--- Begin Provided text ---

Target for reduction in circular debt unlikely to be achieved

ISLAMABAD: Reduction in circular debt as committed with the International Monetary Fund (IMF) and the World Bank is unlikely to materialise due to unrealistic subsidy allocations at the outset of the two-year circular debt management plan (CDMP), according to the power division.

The power division had protested in writing over inadequate budgetary allocations for debt servicing of power sector loans parked in the Power Holding Private Limited (PHPL), payments to independent power plants and overall tariff differential subsidies for budget year 2021-22, a senior official at the power division told Dawn on Sunday.

The official said the protests by the power division had been conveyed to the Finance Ministry and Prime Minister Office, as the Finance Division was allocating about Rs300 billion subsidy for the power sector for fiscal year 2021-22 against actual requirement of Rs501bn, indicating that Rs201bn delta was being created at the outset of the fiscal year that would add to the stock. After adding Rs352bn on account of financing cost of PHPL loans and interest payments to IPPs, the total delta arising out of the finance ministry’s allocation would be Rs553bn. “How can you expect to address circular debt when one of the three major components starts a fiscal year with Rs553bn deficit,” he said, explaining that the CDMP involved contributions from three major stakeholders and failure on one element would derail the entire structure.

Under the plan committed with the IMF, the power sector was to get an additional financial injection of Rs2.650 trillion in two years (i.e. fiscal year 2021-22 and FY2022-23). This included Rs1.060tr revenue generation through various tariff adjustments and rebasing and by the government (40pc contribution), followed by Rs850bn worth of governance, efficiency and recovery efforts of the power division (32pc) and Rs740bn by the finance division (28pc) through realistic allocation and timely payment of subsidies.

As part of this, the finance division committed Rs281bn injection in next fiscal year and Rs155bn in FY2022-23. The power division, however, conveyed that the allocations were unrealistic and would result in increasing the circular debt. It said estimates for financial gap arrangement against the AJK special tariff, conversion of PHPL loan into public debt, PHPL and IPPs markup fundings and tariff differential subsidy had been kept on the lower side.

Similarly, the power division would be responsible to put together Rs850bn through 5.73pc improvement in overall recovery of billing (Rs205bn), for 2.12pc reduction in system losses (Rs130bn), reduction in IPPs markup on stock payments (Rs67bn), impact of reduction in return on equity secured from IPPs (Rs146bn) and payment by KE worth Rs303bn including Rs127bn starting with July 2021 and Rs175bn in FY2023.

The power division told the finance division and the PM Office that while the prime minister rightly wanted to minimize the additional burden on consumers, unrealistic allocations and targets would bring the entire effort back to square one. It said the average consumer tariff had to increase from about Rs16 per unit at present to Rs20.50 by July 2022 but non-payment of sufficient subsidies or lower than targeted recoveries and efficiency improvements would need rather higher tariff increases when the consumption was struggling to pick up in view of affordability issues.

It was, therefore, important to have realistic targets and accurate financial allocations and then stick to them throughout the targeted two-year plan. Last week, the federal cabinet is reported to have given the go-ahead on a revised CDMP that put on record that circular debt would remain a reality with Rs1.1trillion outstanding payables despite repeated tariff increases, closure of old plants, fuel conversions, tax rationalisations and timely subsidy payments over the next two years.

--- End Provided text ---

§ **Set problem 1**: Reproduce the circular debt article from "Similarly, the power" to "Rs175bn in FY2023.", swapping "system losses" out for "line losses".
The article and the records come from unrelated sources.

--- Begin Exercise input ---

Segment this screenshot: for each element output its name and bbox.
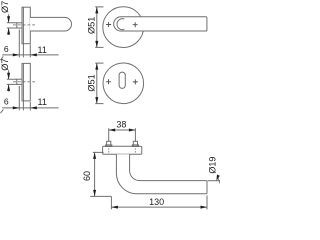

--- End Exercise input ---
--- Begin Exercise input ---

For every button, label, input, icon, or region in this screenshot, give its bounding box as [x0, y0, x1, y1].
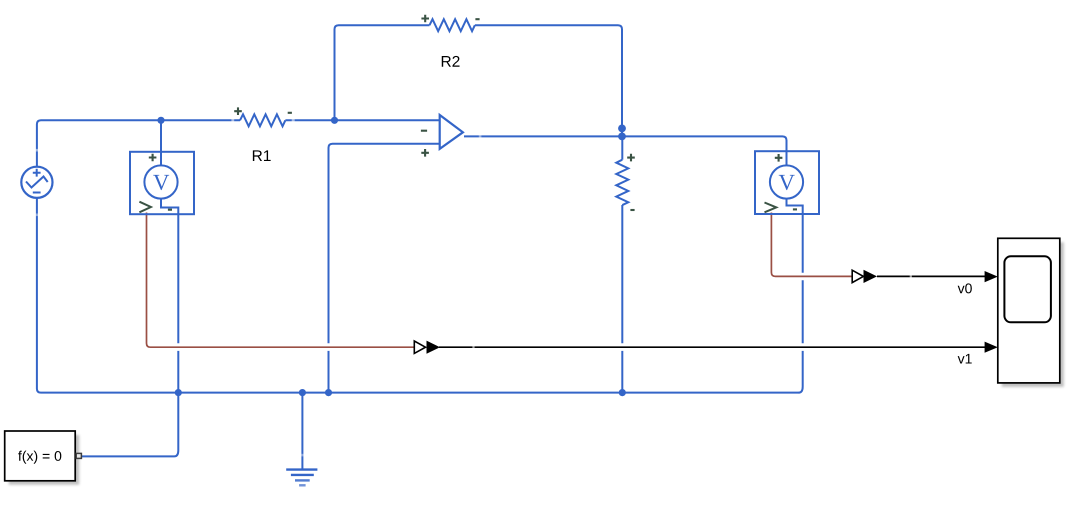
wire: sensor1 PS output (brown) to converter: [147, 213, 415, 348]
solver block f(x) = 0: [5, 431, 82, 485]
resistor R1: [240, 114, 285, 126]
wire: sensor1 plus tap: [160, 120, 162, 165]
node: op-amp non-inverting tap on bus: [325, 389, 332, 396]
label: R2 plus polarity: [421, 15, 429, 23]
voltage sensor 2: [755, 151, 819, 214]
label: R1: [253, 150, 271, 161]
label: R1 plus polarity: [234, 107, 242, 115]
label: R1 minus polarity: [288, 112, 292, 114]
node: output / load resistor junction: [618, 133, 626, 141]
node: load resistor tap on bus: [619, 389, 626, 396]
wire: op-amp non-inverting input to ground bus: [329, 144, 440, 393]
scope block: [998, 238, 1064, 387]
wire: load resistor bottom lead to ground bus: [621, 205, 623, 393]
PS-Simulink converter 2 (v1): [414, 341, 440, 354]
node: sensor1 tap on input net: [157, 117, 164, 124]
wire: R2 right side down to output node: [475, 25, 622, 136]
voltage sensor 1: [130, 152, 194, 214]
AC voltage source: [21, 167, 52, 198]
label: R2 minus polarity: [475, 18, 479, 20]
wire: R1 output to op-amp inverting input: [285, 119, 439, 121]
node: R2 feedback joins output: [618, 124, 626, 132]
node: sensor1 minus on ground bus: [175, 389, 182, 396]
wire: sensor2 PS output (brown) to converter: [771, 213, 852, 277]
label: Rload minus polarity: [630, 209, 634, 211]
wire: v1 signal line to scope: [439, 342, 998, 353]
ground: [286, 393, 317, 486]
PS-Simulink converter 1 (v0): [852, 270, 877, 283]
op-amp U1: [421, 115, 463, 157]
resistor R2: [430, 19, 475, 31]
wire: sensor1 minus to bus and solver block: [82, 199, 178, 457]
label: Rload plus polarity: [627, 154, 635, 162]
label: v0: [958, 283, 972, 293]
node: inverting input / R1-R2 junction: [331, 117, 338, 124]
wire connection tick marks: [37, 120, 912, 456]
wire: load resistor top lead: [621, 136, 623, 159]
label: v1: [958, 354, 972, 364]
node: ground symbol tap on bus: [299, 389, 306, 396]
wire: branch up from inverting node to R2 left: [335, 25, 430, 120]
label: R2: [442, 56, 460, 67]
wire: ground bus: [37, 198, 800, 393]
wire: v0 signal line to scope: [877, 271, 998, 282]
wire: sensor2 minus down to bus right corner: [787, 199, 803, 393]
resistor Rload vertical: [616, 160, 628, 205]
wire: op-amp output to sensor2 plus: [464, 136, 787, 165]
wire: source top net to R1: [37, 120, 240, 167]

--- End Exercise input ---

§ **Set problem 2**: Return the records from the line with "For every button, label, input, icon, or" to the line with "node: R2 feedback", including both of those lines, copied word for word and without the pictures.

§ **Task solution 1**:
Similarly, the power division would be responsible to put together Rs850bn through 5.73pc improvement in overall recovery of billing (Rs205bn), for 2.12pc reduction in line losses (Rs130bn), reduction in IPPs markup on stock payments (Rs67bn), impact of reduction in return on equity secured from IPPs (Rs146bn) and payment by KE worth Rs303bn including Rs127bn starting with July 2021 and Rs175bn in FY2023.

§ **Task solution 2**:
For every button, label, input, icon, or region in this screenshot, give its bounding box as [x0, y0, x1, y1].
wire: sensor1 PS output (brown) to converter: [147, 213, 415, 348]
solver block f(x) = 0: [5, 431, 82, 485]
resistor R1: [240, 114, 285, 126]
wire: sensor1 plus tap: [160, 120, 162, 165]
node: op-amp non-inverting tap on bus: [325, 389, 332, 396]
label: R2 plus polarity: [421, 15, 429, 23]
voltage sensor 2: [755, 151, 819, 214]
label: R1: [253, 150, 271, 161]
label: R1 plus polarity: [234, 107, 242, 115]
label: R1 minus polarity: [288, 112, 292, 114]
node: output / load resistor junction: [618, 133, 626, 141]
node: load resistor tap on bus: [619, 389, 626, 396]
wire: op-amp non-inverting input to ground bus: [329, 144, 440, 393]
scope block: [998, 238, 1064, 387]
wire: load resistor bottom lead to ground bus: [621, 205, 623, 393]
PS-Simulink converter 2 (v1): [414, 341, 440, 354]
node: sensor1 tap on input net: [157, 117, 164, 124]
wire: R2 right side down to output node: [475, 25, 622, 136]
voltage sensor 1: [130, 152, 194, 214]
AC voltage source: [21, 167, 52, 198]
label: R2 minus polarity: [475, 18, 479, 20]
wire: R1 output to op-amp inverting input: [285, 119, 439, 121]
node: R2 feedback joins output: [618, 124, 626, 132]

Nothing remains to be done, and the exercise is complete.